─── Records to process ───

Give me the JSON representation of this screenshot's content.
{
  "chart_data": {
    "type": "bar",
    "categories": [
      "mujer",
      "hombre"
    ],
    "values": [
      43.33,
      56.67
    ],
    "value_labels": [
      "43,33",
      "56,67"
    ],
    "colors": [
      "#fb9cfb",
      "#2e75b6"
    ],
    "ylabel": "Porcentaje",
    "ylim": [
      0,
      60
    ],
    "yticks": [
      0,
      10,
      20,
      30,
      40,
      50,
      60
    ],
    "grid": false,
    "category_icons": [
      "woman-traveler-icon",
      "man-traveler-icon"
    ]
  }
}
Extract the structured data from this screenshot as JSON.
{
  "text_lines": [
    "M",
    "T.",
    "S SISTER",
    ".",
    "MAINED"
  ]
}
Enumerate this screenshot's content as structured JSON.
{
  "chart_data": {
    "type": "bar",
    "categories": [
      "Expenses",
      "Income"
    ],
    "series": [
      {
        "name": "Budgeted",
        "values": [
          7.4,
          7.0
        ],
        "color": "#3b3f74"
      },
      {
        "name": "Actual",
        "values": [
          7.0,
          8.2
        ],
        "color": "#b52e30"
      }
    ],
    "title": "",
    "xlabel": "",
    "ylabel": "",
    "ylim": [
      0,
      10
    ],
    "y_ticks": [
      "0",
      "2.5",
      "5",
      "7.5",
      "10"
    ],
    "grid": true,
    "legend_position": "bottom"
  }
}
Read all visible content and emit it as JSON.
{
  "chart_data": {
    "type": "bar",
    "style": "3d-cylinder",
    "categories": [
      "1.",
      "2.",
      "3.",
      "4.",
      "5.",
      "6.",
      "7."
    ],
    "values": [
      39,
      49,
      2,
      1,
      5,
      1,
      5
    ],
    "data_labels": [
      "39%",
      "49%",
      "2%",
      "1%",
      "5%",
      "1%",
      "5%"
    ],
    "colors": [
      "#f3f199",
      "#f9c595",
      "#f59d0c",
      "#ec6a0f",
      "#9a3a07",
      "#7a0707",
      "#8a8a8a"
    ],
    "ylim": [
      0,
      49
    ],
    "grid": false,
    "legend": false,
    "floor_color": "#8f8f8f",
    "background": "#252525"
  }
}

───

:: What to produce ::
From the line that contains "Enumerate this screenshot's" down to the last line of the listing above, repeat each line exactly, and include nothing else.

:: Result ::
Enumerate this screenshot's content as structured JSON.
{
  "chart_data": {
    "type": "bar",
    "categories": [
      "Expenses",
      "Income"
    ],
    "series": [
      {
        "name": "Budgeted",
        "values": [
          7.4,
          7.0
        ],
        "color": "#3b3f74"
      },
      {
        "name": "Actual",
        "values": [
          7.0,
          8.2
        ],
        "color": "#b52e30"
      }
    ],
    "title": "",
    "xlabel": "",
    "ylabel": "",
    "ylim": [
      0,
      10
    ],
    "y_ticks": [
      "0",
      "2.5",
      "5",
      "7.5",
      "10"
    ],
    "grid": true,
    "legend_position": "bottom"
  }
}
Read all visible content and emit it as JSON.
{
  "chart_data": {
    "type": "bar",
    "style": "3d-cylinder",
    "categories": [
      "1.",
      "2.",
      "3.",
      "4.",
      "5.",
      "6.",
      "7."
    ],
    "values": [
      39,
      49,
      2,
      1,
      5,
      1,
      5
    ],
    "data_labels": [
      "39%",
      "49%",
      "2%",
      "1%",
      "5%",
      "1%",
      "5%"
    ],
    "colors": [
      "#f3f199",
      "#f9c595",
      "#f59d0c",
      "#ec6a0f",
      "#9a3a07",
      "#7a0707",
      "#8a8a8a"
    ],
    "ylim": [
      0,
      49
    ],
    "grid": false,
    "legend": false,
    "floor_color": "#8f8f8f",
    "background": "#252525"
  }
}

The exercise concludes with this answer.